Give all the lines below again, exactly, with no pictures.

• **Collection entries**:
--- Start ---

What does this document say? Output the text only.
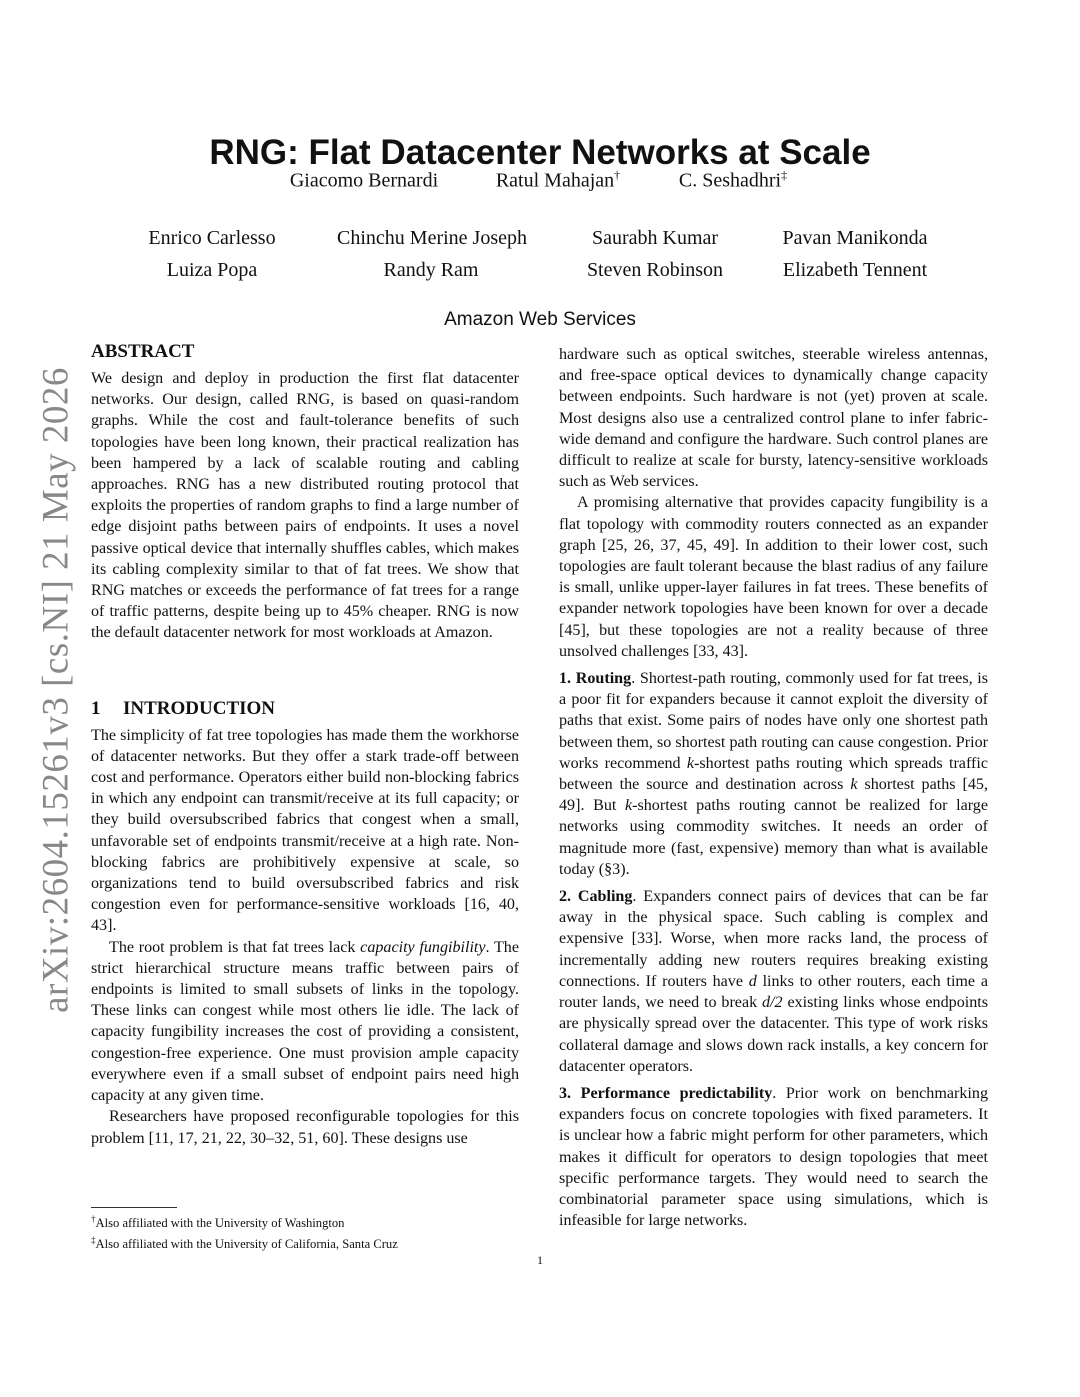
arXiv:2604.15261v3 [cs.NI] 21 May 2026
RNG: Flat Datacenter Networks at Scale
Giacomo Bernardi	Ratul Mahajan†	C. Seshadhri‡
Enrico Carlesso	Chinchu Merine Joseph	Saurabh Kumar	Pavan Manikonda
Luiza Popa	Randy Ram	Steven Robinson	Elizabeth Tennent
Amazon Web Services
ABSTRACT

We design and deploy in production the first flat datacenter networks. Our design, called RNG, is based on quasi-random graphs. While the cost and fault-tolerance benefits of such topologies have been long known, their practical realization has been hampered by a lack of scalable routing and cabling approaches. RNG has a new distributed routing protocol that exploits the properties of random graphs to find a large number of edge disjoint paths between pairs of endpoints. It uses a novel passive optical device that internally shuffles cables, which makes its cabling complexity similar to that of fat trees. We show that RNG matches or exceeds the performance of fat trees for a range of traffic patterns, despite being up to 45% cheaper. RNG is now the default datacenter network for most workloads at Amazon.

1 INTRODUCTION

The simplicity of fat tree topologies has made them the workhorse of datacenter networks. But they offer a stark trade-off between cost and performance. Operators either build non-blocking fabrics in which any endpoint can transmit/receive at its full capacity; or they build oversubscribed fabrics that congest when a small, unfavorable set of endpoints transmit/receive at a high rate. Non-blocking fabrics are prohibitively expensive at scale, so organizations tend to build oversubscribed fabrics and risk congestion even for performance-sensitive workloads [16, 40, 43].

The root problem is that fat trees lack capacity fungibility. The strict hierarchical structure means traffic between pairs of endpoints is limited to small subsets of links in the topology. These links can congest while most others lie idle. The lack of capacity fungibility increases the cost of providing a consistent, congestion-free experience. One must provision ample capacity everywhere even if a small subset of endpoint pairs need high capacity at any given time.

Researchers have proposed reconfigurable topologies for this problem [11, 17, 21, 22, 30–32, 51, 60]. These designs use

hardware such as optical switches, steerable wireless antennas, and free-space optical devices to dynamically change capacity between endpoints. Such hardware is not (yet) proven at scale. Most designs also use a centralized control plane to infer fabric-wide demand and configure the hardware. Such control planes are difficult to realize at scale for bursty, latency-sensitive workloads such as Web services.

A promising alternative that provides capacity fungibility is a flat topology with commodity routers connected as an expander graph [25, 26, 37, 45, 49]. In addition to their lower cost, such topologies are fault tolerant because the blast radius of any failure is small, unlike upper-layer failures in fat trees. These benefits of expander network topologies have been known for over a decade [45], but these topologies are not a reality because of three unsolved challenges [33, 43].

1. Routing. Shortest-path routing, commonly used for fat trees, is a poor fit for expanders because it cannot exploit the diversity of paths that exist. Some pairs of nodes have only one shortest path between them, so shortest path routing can cause congestion. Prior works recommend k-shortest paths routing which spreads traffic between the source and destination across k shortest paths [45, 49]. But k-shortest paths routing cannot be realized for large networks using commodity switches. It needs an order of magnitude more (fast, expensive) memory than what is available today (§3).

2. Cabling. Expanders connect pairs of devices that can be far away in the physical space. Such cabling is complex and expensive [33]. Worse, when more racks land, the process of incrementally adding new routers requires breaking existing connections. If routers have d links to other routers, each time a router lands, we need to break d/2 existing links whose endpoints are physically spread over the datacenter. This type of work risks collateral damage and slows down rack installs, a key concern for datacenter operators.

3. Performance predictability. Prior work on benchmarking expanders focus on concrete topologies with fixed parameters. It is unclear how a fabric might perform for other parameters, which makes it difficult for operators to design topologies that meet specific performance targets. They would need to search the combinatorial parameter space using simulations, which is infeasible for large networks.

†Also affiliated with the University of Washington

‡Also affiliated with the University of California, Santa Cruz

1
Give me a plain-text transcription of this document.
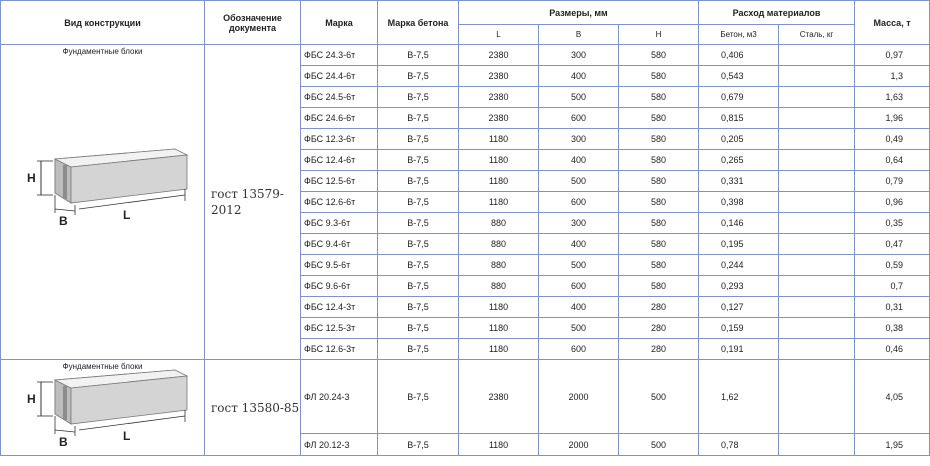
Вид конструкции	Обозначение документа	Марка	Марка бетона	Размеры, мм			Расход материалов		Масса, т
				L	B	H	Бетон, м3	Сталь, кг	

Фундаментные блоки
H
B L	гост 13579-2012	ФБС 24.3-6т	B-7,5	2380	300	580	0,406		0,97
		ФБС 24.4-6т	B-7,5	2380	400	580	0,543		1,3
		ФБС 24.5-6т	B-7,5	2380	500	580	0,679		1,63
		ФБС 24.6-6т	B-7,5	2380	600	580	0,815		1,96
		ФБС 12.3-6т	B-7,5	1180	300	580	0,205		0,49
		ФБС 12.4-6т	B-7,5	1180	400	580	0,265		0,64
		ФБС 12.5-6т	B-7,5	1180	500	580	0,331		0,79
		ФБС 12.6-6т	B-7,5	1180	600	580	0,398		0,96
		ФБС 9.3-6т	B-7,5	880	300	580	0,146		0,35
		ФБС 9.4-6т	B-7,5	880	400	580	0,195		0,47
		ФБС 9.5-6т	B-7,5	880	500	580	0,244		0,59
		ФБС 9.6-6т	B-7,5	880	600	580	0,293		0,7
		ФБС 12.4-3т	B-7,5	1180	400	280	0,127		0,31
		ФБС 12.5-3т	B-7,5	1180	500	280	0,159		0,38
		ФБС 12.6-3т	B-7,5	1180	600	280	0,191		0,46

Фундаментные блоки
H
B L	гост 13580-85	ФЛ 20.24-3	B-7,5	2380	2000	500	1,62		4,05
		ФЛ 20.12-3	B-7,5	1180	2000	500	0,78		1,95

--- End ---

• **Task output**:
What does this document say? Output the text only.
arXiv:2604.15261v3 [cs.NI] 21 May 2026
RNG: Flat Datacenter Networks at Scale
Giacomo Bernardi	Ratul Mahajan†	C. Seshadhri‡
Enrico Carlesso	Chinchu Merine Joseph	Saurabh Kumar	Pavan Manikonda
Luiza Popa	Randy Ram	Steven Robinson	Elizabeth Tennent
Amazon Web Services
ABSTRACT

We design and deploy in production the first flat datacenter networks. Our design, called RNG, is based on quasi-random graphs. While the cost and fault-tolerance benefits of such topologies have been long known, their practical realization has been hampered by a lack of scalable routing and cabling approaches. RNG has a new distributed routing protocol that exploits the properties of random graphs to find a large number of edge disjoint paths between pairs of endpoints. It uses a novel passive optical device that internally shuffles cables, which makes its cabling complexity similar to that of fat trees. We show that RNG matches or exceeds the performance of fat trees for a range of traffic patterns, despite being up to 45% cheaper. RNG is now the default datacenter network for most workloads at Amazon.

1 INTRODUCTION

The simplicity of fat tree topologies has made them the workhorse of datacenter networks. But they offer a stark trade-off between cost and performance. Operators either build non-blocking fabrics in which any endpoint can transmit/receive at its full capacity; or they build oversubscribed fabrics that congest when a small, unfavorable set of endpoints transmit/receive at a high rate. Non-blocking fabrics are prohibitively expensive at scale, so organizations tend to build oversubscribed fabrics and risk congestion even for performance-sensitive workloads [16, 40, 43].

The root problem is that fat trees lack capacity fungibility. The strict hierarchical structure means traffic between pairs of endpoints is limited to small subsets of links in the topology. These links can congest while most others lie idle. The lack of capacity fungibility increases the cost of providing a consistent, congestion-free experience. One must provision ample capacity everywhere even if a small subset of endpoint pairs need high capacity at any given time.

Researchers have proposed reconfigurable topologies for this problem [11, 17, 21, 22, 30–32, 51, 60]. These designs use

hardware such as optical switches, steerable wireless antennas, and free-space optical devices to dynamically change capacity between endpoints. Such hardware is not (yet) proven at scale. Most designs also use a centralized control plane to infer fabric-wide demand and configure the hardware. Such control planes are difficult to realize at scale for bursty, latency-sensitive workloads such as Web services.

A promising alternative that provides capacity fungibility is a flat topology with commodity routers connected as an expander graph [25, 26, 37, 45, 49]. In addition to their lower cost, such topologies are fault tolerant because the blast radius of any failure is small, unlike upper-layer failures in fat trees. These benefits of expander network topologies have been known for over a decade [45], but these topologies are not a reality because of three unsolved challenges [33, 43].

1. Routing. Shortest-path routing, commonly used for fat trees, is a poor fit for expanders because it cannot exploit the diversity of paths that exist. Some pairs of nodes have only one shortest path between them, so shortest path routing can cause congestion. Prior works recommend k-shortest paths routing which spreads traffic between the source and destination across k shortest paths [45, 49]. But k-shortest paths routing cannot be realized for large networks using commodity switches. It needs an order of magnitude more (fast, expensive) memory than what is available today (§3).

2. Cabling. Expanders connect pairs of devices that can be far away in the physical space. Such cabling is complex and expensive [33]. Worse, when more racks land, the process of incrementally adding new routers requires breaking existing connections. If routers have d links to other routers, each time a router lands, we need to break d/2 existing links whose endpoints are physically spread over the datacenter. This type of work risks collateral damage and slows down rack installs, a key concern for datacenter operators.

3. Performance predictability. Prior work on benchmarking expanders focus on concrete topologies with fixed parameters. It is unclear how a fabric might perform for other parameters, which makes it difficult for operators to design topologies that meet specific performance targets. They would need to search the combinatorial parameter space using simulations, which is infeasible for large networks.

†Also affiliated with the University of Washington

‡Also affiliated with the University of California, Santa Cruz

1
Give me a plain-text transcription of this document.
Вид конструкции	Обозначение документа	Марка	Марка бетона	Размеры, мм			Расход материалов		Масса, т
				L	B	H	Бетон, м3	Сталь, кг	

Фундаментные блоки
H
B L	гост 13579-2012	ФБС 24.3-6т	B-7,5	2380	300	580	0,406		0,97
		ФБС 24.4-6т	B-7,5	2380	400	580	0,543		1,3
		ФБС 24.5-6т	B-7,5	2380	500	580	0,679		1,63
		ФБС 24.6-6т	B-7,5	2380	600	580	0,815		1,96
		ФБС 12.3-6т	B-7,5	1180	300	580	0,205		0,49
		ФБС 12.4-6т	B-7,5	1180	400	580	0,265		0,64
		ФБС 12.5-6т	B-7,5	1180	500	580	0,331		0,79
		ФБС 12.6-6т	B-7,5	1180	600	580	0,398		0,96
		ФБС 9.3-6т	B-7,5	880	300	580	0,146		0,35
		ФБС 9.4-6т	B-7,5	880	400	580	0,195		0,47
		ФБС 9.5-6т	B-7,5	880	500	580	0,244		0,59
		ФБС 9.6-6т	B-7,5	880	600	580	0,293		0,7
		ФБС 12.4-3т	B-7,5	1180	400	280	0,127		0,31
		ФБС 12.5-3т	B-7,5	1180	500	280	0,159		0,38
		ФБС 12.6-3т	B-7,5	1180	600	280	0,191		0,46

Фундаментные блоки
H
B L	гост 13580-85	ФЛ 20.24-3	B-7,5	2380	2000	500	1,62		4,05
		ФЛ 20.12-3	B-7,5	1180	2000	500	0,78		1,95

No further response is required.